[start]

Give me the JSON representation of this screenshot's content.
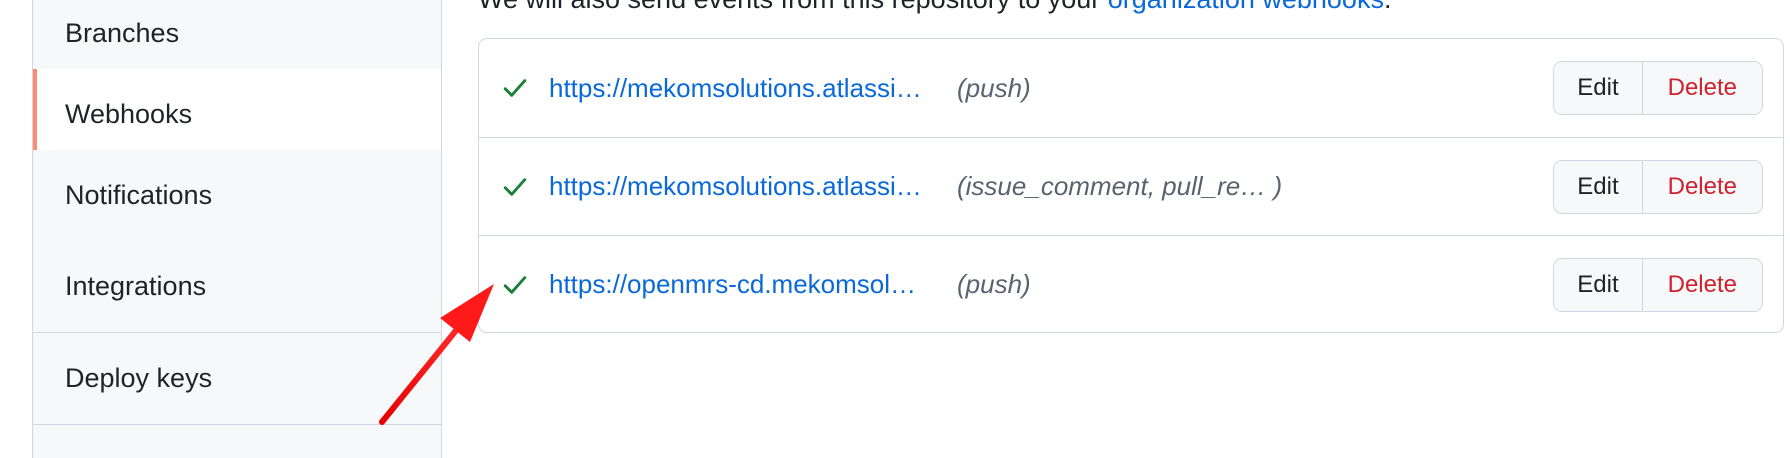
{
  "sidebar": {
    "items": [
      {
        "label": "Branches",
        "selected": false
      },
      {
        "label": "Webhooks",
        "selected": true
      },
      {
        "label": "Notifications",
        "selected": false
      },
      {
        "label": "Integrations",
        "selected": false
      },
      {
        "label": "Deploy keys",
        "selected": false
      }
    ]
  },
  "intro": {
    "text": "We will also send events from this repository to your ",
    "link_label": "organization webhooks",
    "suffix": "."
  },
  "webhooks": [
    {
      "url": "https://mekomsolutions.atlassi…",
      "events": "(push)",
      "status_icon": "check-icon",
      "edit_label": "Edit",
      "delete_label": "Delete"
    },
    {
      "url": "https://mekomsolutions.atlassi…",
      "events": "(issue_comment, pull_re… )",
      "status_icon": "check-icon",
      "edit_label": "Edit",
      "delete_label": "Delete"
    },
    {
      "url": "https://openmrs-cd.mekomsol…",
      "events": "(push)",
      "status_icon": "check-icon",
      "edit_label": "Edit",
      "delete_label": "Delete"
    }
  ],
  "colors": {
    "link": "#0969da",
    "success": "#1a7f37",
    "danger": "#cf222e",
    "selected_accent": "#fd8c73",
    "annotation_arrow": "#ff1a1a"
  }
}
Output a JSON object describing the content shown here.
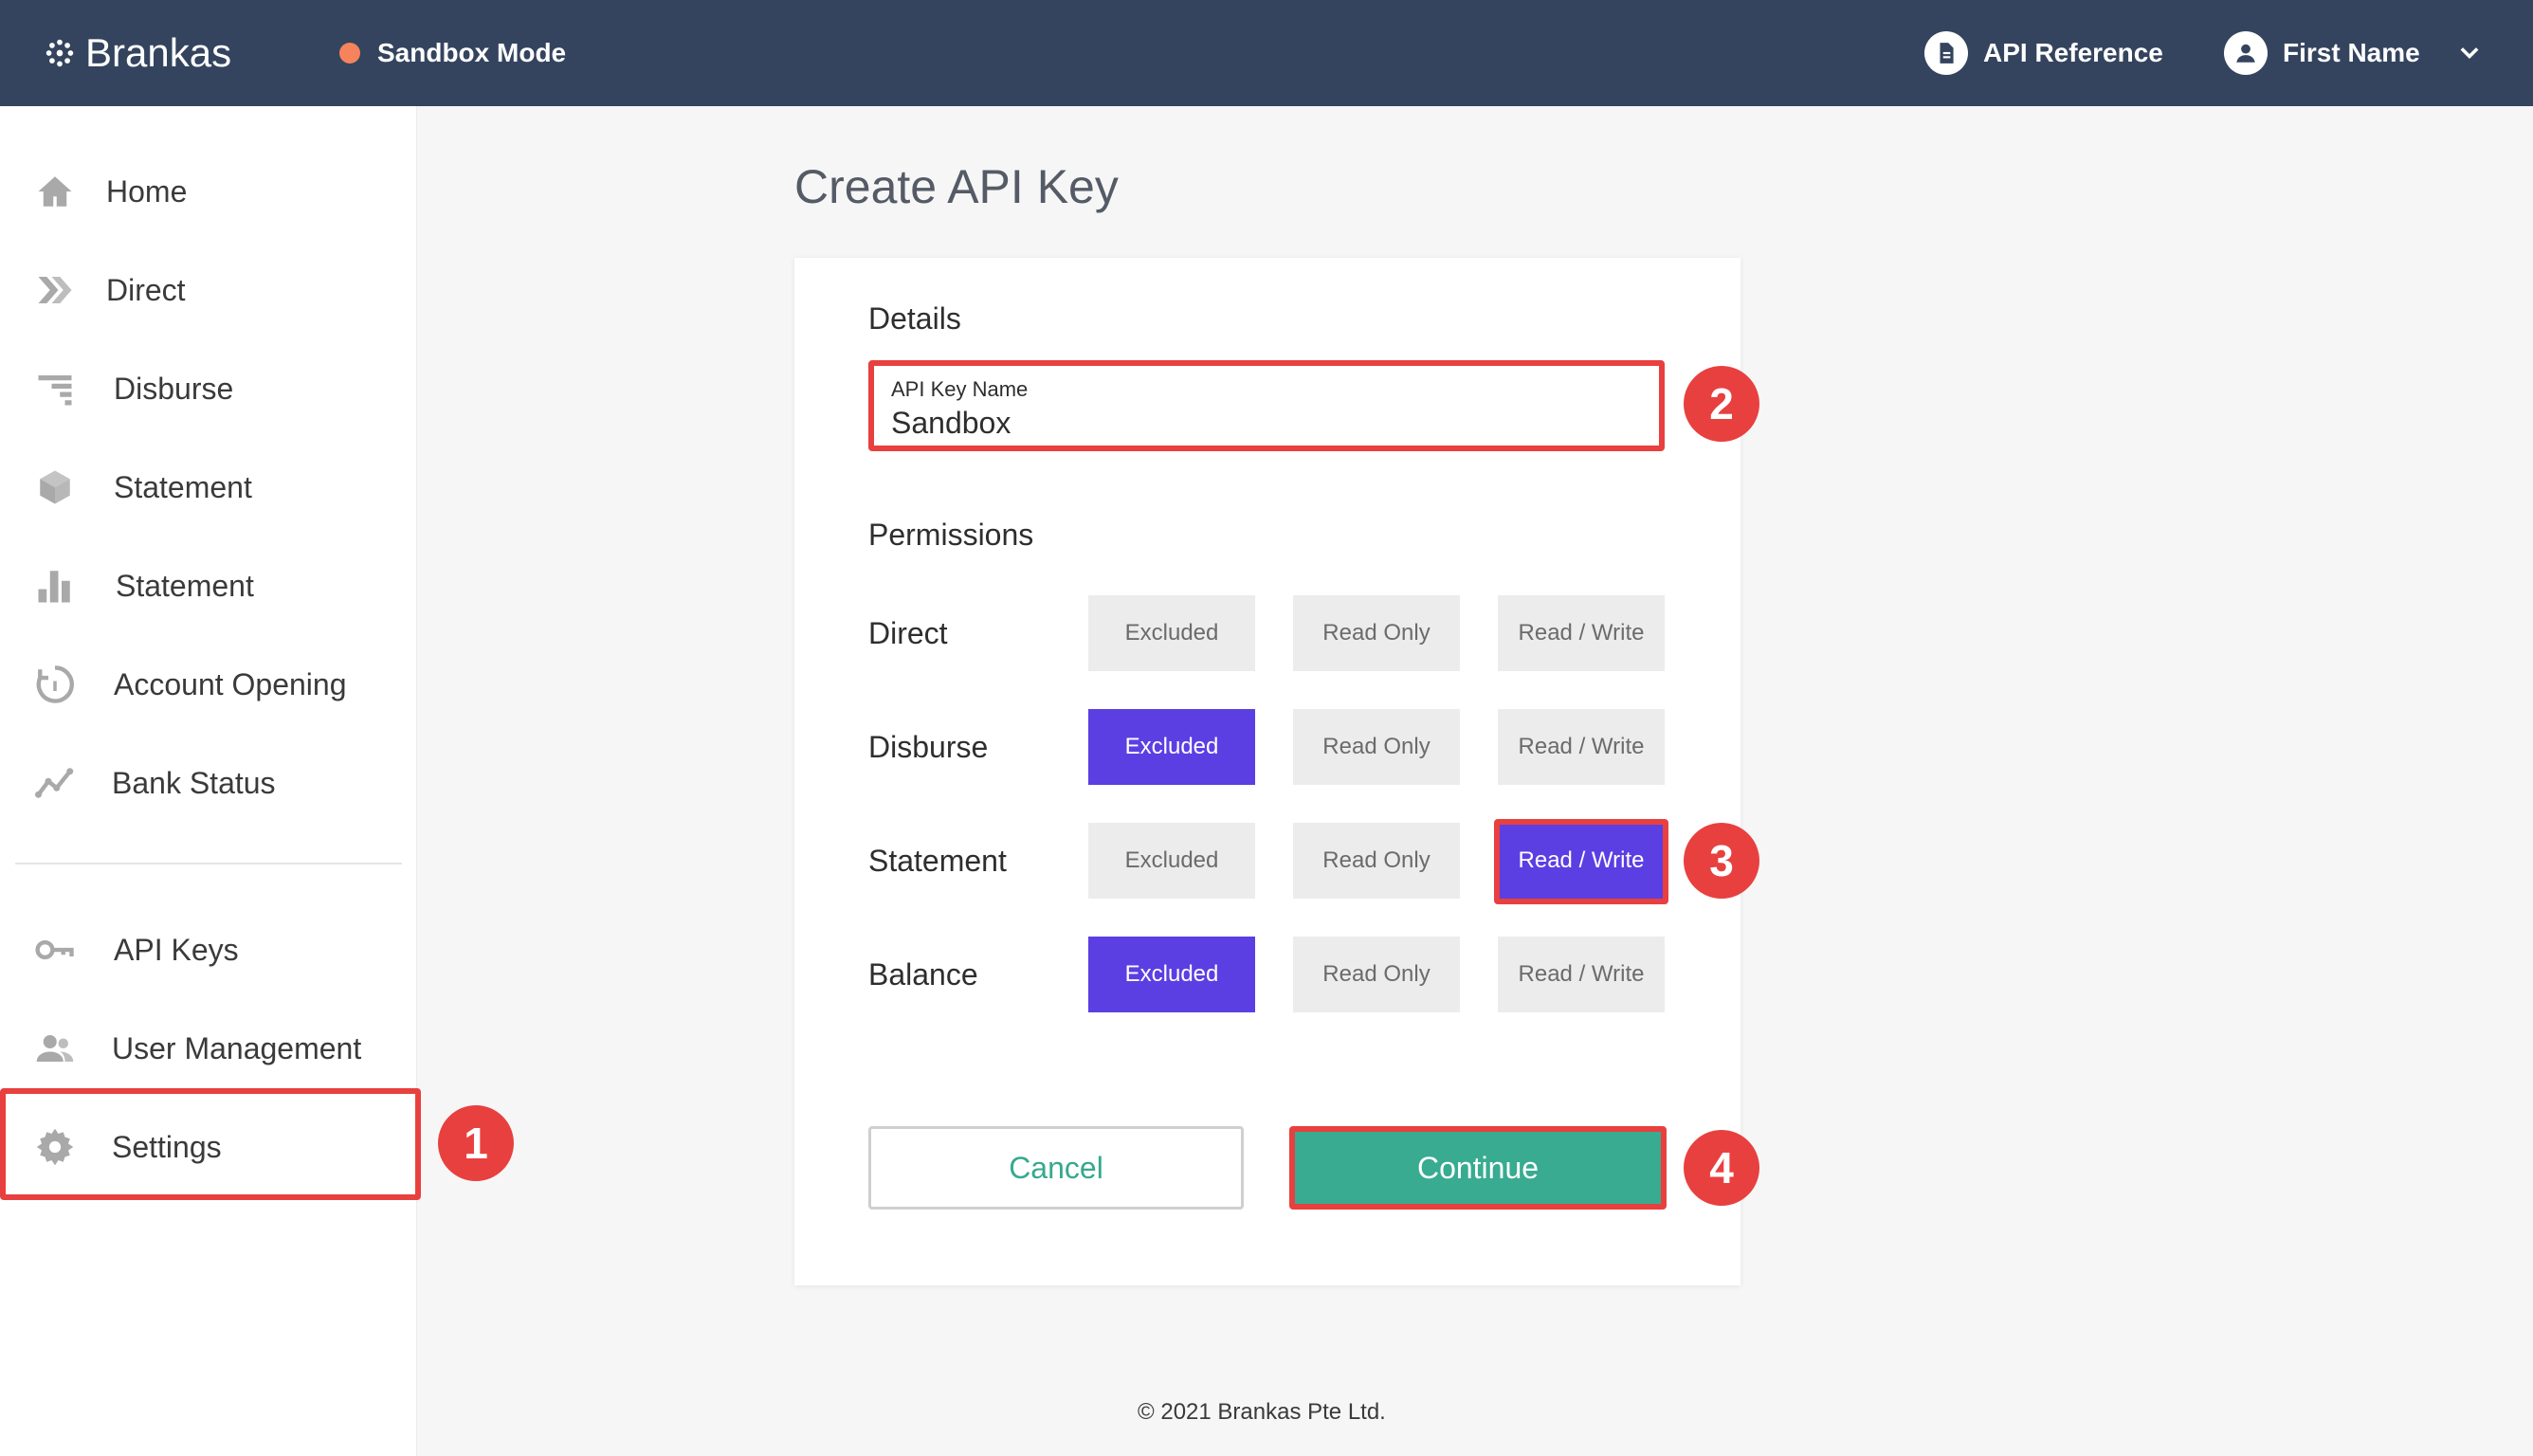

[end]

Do this:
Copy the data character for character, but drop all pictures from the copy.

Expected answer:
Give me the JSON representation of this screenshot's content.
{
  "sidebar": {
    "items": [
      {
        "label": "Branches",
        "selected": false
      },
      {
        "label": "Webhooks",
        "selected": true
      },
      {
        "label": "Notifications",
        "selected": false
      },
      {
        "label": "Integrations",
        "selected": false
      },
      {
        "label": "Deploy keys",
        "selected": false
      }
    ]
  },
  "intro": {
    "text": "We will also send events from this repository to your ",
    "link_label": "organization webhooks",
    "suffix": "."
  },
  "webhooks": [
    {
      "url": "https://mekomsolutions.atlassi…",
      "events": "(push)",
      "status_icon": "check-icon",
      "edit_label": "Edit",
      "delete_label": "Delete"
    },
    {
      "url": "https://mekomsolutions.atlassi…",
      "events": "(issue_comment, pull_re… )",
      "status_icon": "check-icon",
      "edit_label": "Edit",
      "delete_label": "Delete"
    },
    {
      "url": "https://openmrs-cd.mekomsol…",
      "events": "(push)",
      "status_icon": "check-icon",
      "edit_label": "Edit",
      "delete_label": "Delete"
    }
  ],
  "colors": {
    "link": "#0969da",
    "success": "#1a7f37",
    "danger": "#cf222e",
    "selected_accent": "#fd8c73",
    "annotation_arrow": "#ff1a1a"
  }
}
Output a JSON object describing the content shown here.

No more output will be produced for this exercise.